··· The records ···

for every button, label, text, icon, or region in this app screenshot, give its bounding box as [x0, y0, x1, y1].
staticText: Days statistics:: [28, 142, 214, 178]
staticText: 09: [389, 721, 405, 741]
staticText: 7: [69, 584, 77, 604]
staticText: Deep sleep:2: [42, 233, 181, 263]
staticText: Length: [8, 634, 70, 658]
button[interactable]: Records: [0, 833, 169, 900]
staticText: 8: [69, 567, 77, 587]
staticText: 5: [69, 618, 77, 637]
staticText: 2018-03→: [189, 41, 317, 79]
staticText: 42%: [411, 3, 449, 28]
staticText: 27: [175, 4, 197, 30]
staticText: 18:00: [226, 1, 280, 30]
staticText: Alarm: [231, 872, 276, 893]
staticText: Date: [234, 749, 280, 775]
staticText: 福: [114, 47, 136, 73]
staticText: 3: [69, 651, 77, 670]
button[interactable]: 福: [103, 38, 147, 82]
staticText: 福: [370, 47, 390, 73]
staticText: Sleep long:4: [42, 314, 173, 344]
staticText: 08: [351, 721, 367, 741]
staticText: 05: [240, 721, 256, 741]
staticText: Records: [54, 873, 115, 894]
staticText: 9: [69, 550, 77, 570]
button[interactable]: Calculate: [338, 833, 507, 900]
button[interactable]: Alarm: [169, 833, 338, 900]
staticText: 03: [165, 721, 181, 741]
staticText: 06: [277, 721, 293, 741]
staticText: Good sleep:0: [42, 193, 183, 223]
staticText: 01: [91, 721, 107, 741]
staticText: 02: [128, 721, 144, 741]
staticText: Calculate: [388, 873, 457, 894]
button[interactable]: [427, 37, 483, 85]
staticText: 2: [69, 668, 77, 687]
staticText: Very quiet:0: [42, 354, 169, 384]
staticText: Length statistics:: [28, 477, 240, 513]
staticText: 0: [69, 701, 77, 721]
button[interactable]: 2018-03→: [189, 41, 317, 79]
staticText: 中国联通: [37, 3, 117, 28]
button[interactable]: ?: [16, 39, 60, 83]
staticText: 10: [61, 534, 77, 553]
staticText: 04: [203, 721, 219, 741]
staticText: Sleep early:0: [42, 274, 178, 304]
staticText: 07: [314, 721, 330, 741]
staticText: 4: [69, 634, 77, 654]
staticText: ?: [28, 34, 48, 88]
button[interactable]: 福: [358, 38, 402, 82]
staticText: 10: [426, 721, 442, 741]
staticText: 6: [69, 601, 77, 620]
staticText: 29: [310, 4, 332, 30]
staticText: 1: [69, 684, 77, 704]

···

> [Task details]: Tally the rows above that contain the string "Alarm", counting uppercase and lowercase as different, and reply with the number alone.

> [Output for this exercise]: 2